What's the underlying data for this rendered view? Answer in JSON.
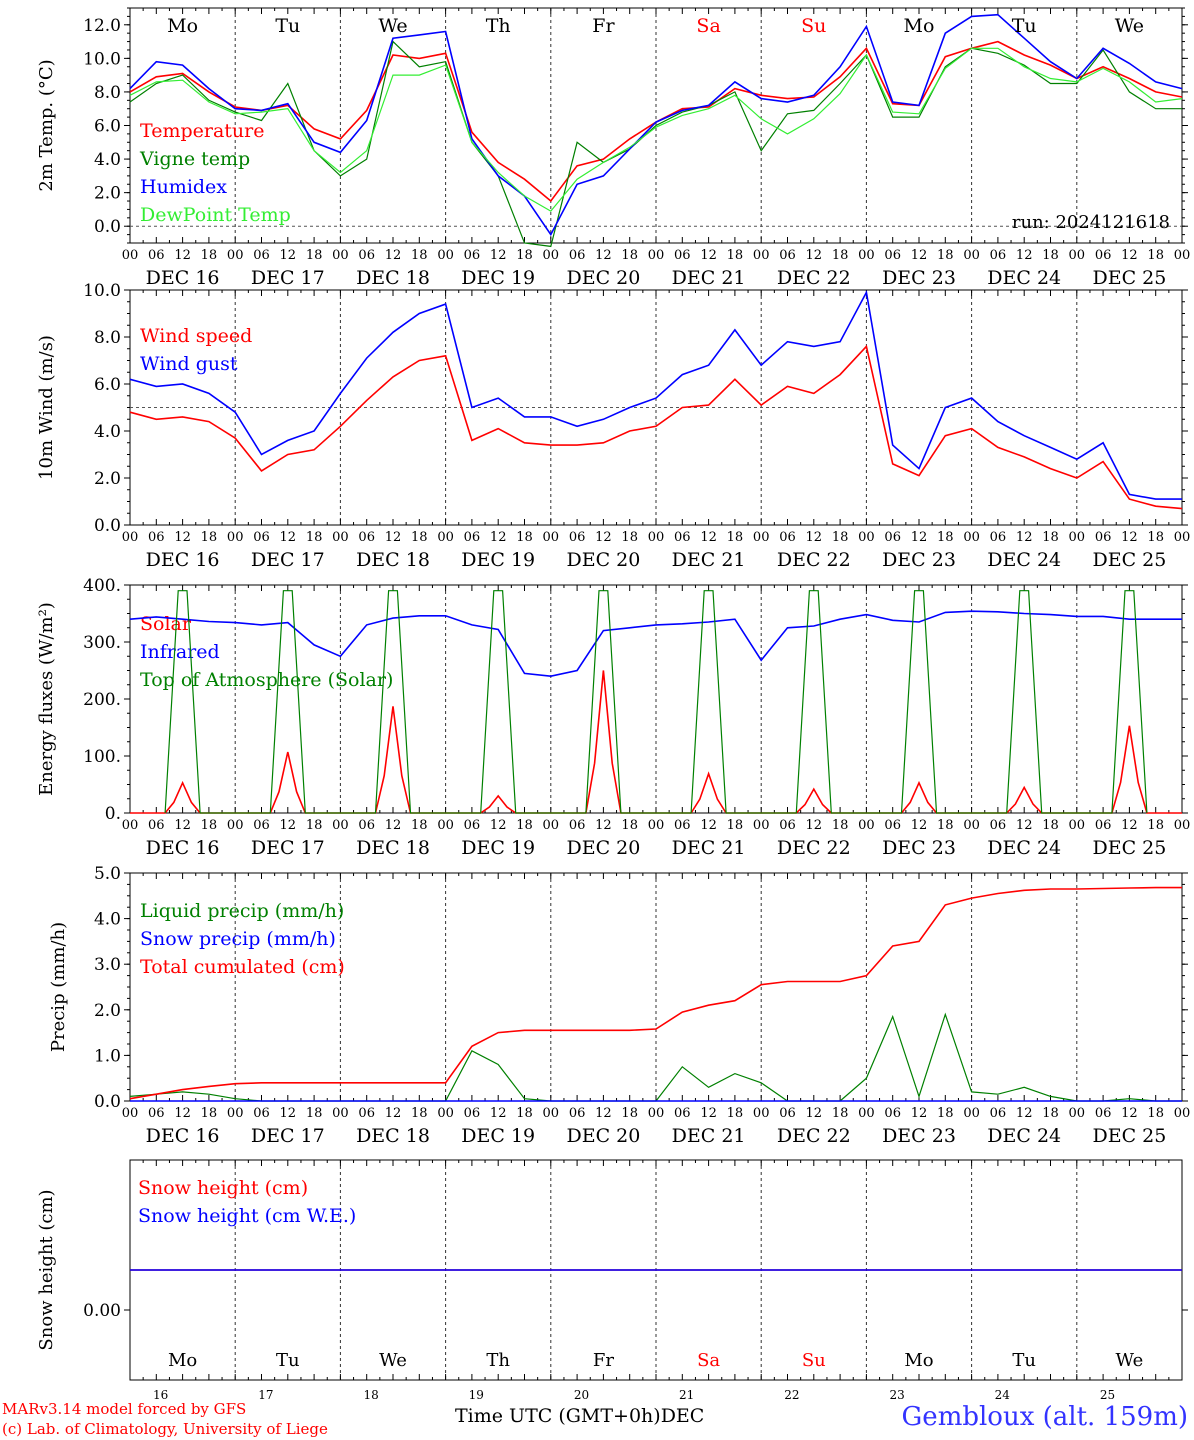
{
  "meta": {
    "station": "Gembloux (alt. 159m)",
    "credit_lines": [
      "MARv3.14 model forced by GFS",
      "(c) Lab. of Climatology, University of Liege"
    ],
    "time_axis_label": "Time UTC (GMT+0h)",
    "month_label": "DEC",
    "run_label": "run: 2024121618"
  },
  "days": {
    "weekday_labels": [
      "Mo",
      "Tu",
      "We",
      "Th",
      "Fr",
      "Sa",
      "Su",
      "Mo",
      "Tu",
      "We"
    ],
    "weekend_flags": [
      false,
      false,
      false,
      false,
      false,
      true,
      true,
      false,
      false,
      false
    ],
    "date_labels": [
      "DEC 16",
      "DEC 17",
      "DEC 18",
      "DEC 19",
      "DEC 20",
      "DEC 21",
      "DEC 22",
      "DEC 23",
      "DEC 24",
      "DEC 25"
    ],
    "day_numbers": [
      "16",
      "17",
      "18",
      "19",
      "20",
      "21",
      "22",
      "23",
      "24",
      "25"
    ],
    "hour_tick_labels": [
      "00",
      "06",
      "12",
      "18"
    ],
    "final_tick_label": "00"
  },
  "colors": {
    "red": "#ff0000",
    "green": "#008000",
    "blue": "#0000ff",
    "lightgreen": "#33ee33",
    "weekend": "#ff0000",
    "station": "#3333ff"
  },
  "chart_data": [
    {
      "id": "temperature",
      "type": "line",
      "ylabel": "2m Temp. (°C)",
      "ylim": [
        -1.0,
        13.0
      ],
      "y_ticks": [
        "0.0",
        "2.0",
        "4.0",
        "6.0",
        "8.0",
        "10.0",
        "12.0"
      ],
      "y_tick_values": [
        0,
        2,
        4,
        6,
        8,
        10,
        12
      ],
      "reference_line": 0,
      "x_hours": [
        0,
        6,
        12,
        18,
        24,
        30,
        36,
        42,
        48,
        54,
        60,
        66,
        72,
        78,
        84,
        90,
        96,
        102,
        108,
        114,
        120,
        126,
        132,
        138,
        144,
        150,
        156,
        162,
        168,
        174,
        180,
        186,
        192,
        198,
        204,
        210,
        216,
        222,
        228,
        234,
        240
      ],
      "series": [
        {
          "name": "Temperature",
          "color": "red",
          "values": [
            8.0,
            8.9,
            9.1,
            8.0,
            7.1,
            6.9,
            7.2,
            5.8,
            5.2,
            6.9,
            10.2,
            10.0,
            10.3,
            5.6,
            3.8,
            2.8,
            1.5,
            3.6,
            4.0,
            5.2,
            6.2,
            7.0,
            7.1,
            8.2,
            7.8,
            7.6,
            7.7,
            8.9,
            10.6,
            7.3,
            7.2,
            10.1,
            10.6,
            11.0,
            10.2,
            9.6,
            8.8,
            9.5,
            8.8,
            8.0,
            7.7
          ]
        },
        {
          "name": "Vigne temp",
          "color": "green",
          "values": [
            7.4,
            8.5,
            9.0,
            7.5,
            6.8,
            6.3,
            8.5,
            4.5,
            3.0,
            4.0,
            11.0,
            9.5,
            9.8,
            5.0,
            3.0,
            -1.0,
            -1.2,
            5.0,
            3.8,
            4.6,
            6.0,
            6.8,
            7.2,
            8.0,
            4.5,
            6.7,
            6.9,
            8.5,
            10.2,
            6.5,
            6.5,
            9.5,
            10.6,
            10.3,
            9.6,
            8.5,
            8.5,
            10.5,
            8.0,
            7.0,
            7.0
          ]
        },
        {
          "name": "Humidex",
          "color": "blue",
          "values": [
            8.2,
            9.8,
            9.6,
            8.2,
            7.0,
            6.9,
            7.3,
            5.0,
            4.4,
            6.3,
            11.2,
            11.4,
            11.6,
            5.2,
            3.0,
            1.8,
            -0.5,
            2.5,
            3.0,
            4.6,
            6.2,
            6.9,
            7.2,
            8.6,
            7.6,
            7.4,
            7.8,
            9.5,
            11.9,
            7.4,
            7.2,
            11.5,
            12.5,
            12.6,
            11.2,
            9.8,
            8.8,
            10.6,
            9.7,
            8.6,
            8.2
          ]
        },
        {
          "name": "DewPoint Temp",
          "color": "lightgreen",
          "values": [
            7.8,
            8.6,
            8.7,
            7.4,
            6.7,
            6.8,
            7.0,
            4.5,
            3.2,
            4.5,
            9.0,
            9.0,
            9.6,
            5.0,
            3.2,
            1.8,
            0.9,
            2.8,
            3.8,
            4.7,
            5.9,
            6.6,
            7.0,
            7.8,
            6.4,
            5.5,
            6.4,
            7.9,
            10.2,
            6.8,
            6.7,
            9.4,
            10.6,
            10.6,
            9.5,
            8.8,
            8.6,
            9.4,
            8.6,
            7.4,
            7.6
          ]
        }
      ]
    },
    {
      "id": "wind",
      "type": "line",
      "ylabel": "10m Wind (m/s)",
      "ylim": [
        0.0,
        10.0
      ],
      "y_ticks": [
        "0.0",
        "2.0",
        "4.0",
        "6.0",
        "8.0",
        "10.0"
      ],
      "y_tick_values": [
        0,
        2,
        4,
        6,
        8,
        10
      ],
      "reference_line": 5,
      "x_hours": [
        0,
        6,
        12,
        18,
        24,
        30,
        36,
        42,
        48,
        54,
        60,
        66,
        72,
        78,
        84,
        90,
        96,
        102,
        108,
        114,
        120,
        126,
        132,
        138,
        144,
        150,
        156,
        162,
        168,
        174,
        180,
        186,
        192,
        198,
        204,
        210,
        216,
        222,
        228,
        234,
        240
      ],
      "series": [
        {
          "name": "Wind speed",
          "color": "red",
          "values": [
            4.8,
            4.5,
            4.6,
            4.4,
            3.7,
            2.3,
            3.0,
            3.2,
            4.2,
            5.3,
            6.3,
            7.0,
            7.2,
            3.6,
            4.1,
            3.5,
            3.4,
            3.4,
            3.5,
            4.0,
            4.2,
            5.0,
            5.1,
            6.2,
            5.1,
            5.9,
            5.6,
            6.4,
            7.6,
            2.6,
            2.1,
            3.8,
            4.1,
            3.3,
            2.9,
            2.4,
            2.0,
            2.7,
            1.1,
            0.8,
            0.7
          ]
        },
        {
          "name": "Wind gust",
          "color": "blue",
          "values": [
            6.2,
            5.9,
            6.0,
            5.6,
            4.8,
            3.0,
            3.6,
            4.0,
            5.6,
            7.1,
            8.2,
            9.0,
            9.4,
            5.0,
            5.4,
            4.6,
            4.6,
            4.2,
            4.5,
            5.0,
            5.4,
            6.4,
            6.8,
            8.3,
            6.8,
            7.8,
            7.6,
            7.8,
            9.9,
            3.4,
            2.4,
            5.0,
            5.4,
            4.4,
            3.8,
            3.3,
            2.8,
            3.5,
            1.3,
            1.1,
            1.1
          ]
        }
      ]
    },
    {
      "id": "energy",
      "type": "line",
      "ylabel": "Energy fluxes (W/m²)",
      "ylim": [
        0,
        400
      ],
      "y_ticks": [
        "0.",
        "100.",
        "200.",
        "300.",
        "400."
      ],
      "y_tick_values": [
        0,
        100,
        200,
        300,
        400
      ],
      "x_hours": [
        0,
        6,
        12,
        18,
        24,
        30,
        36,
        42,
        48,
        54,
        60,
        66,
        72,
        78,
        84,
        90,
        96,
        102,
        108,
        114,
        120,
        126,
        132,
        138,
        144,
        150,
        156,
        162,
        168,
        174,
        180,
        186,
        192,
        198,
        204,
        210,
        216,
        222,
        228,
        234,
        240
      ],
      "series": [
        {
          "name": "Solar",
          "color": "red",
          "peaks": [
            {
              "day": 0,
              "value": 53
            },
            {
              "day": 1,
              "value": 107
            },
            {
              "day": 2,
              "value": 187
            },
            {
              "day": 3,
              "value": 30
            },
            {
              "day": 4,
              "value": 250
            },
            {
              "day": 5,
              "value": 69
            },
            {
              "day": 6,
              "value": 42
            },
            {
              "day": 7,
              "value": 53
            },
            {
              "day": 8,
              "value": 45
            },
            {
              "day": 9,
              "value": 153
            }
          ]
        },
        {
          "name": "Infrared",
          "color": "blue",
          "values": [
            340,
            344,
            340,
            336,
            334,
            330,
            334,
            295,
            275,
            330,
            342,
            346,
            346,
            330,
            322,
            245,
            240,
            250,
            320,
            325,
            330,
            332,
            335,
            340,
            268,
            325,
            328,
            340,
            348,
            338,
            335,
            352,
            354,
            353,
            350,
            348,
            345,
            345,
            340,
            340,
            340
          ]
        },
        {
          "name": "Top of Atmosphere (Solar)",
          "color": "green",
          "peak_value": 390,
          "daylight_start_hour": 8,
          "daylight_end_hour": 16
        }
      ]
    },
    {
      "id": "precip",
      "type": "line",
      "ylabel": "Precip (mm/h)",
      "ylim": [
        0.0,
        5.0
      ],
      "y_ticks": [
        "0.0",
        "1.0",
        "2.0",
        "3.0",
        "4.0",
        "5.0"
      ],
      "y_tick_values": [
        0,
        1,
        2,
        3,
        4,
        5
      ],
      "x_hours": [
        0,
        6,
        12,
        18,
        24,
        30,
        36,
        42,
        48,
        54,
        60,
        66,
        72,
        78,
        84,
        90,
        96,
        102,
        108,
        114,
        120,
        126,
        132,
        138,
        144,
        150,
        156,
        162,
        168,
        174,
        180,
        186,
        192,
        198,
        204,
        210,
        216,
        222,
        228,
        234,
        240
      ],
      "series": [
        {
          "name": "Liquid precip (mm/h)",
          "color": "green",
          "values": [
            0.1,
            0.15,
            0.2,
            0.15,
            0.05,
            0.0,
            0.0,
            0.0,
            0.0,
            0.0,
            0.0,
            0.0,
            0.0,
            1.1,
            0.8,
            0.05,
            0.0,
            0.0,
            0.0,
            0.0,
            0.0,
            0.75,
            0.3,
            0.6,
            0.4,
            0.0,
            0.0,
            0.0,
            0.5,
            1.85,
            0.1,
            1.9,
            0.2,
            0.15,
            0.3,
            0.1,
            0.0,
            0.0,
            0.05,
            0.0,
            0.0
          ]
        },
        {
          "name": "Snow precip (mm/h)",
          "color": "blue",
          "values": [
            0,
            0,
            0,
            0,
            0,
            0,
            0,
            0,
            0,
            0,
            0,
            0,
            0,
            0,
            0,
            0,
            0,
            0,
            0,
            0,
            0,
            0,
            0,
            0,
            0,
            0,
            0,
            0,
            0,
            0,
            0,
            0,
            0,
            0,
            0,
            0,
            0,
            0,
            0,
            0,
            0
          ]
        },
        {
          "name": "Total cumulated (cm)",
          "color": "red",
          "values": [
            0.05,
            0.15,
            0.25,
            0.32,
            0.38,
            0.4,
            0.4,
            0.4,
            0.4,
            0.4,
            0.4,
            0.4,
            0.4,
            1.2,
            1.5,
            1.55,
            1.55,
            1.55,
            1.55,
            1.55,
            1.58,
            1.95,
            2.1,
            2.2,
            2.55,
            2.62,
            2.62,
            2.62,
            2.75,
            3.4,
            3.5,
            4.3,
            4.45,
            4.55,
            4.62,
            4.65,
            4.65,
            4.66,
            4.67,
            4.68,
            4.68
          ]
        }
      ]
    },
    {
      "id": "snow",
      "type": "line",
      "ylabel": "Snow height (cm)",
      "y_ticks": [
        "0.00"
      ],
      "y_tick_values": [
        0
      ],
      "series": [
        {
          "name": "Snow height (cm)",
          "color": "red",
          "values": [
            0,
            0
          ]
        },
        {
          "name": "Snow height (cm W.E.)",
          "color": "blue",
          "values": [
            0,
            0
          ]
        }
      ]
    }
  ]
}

::::::::

§ WORK TO COMPLETE: Which lines of the data above contain "ylabel"? Copy each one.

§ SOLUTION BELOW:
      "ylabel": "2m Temp. (°C)",
      "ylabel": "10m Wind (m/s)",
      "ylabel": "Energy fluxes (W/m²)",
      "ylabel": "Precip (mm/h)",
      "ylabel": "Snow height (cm)",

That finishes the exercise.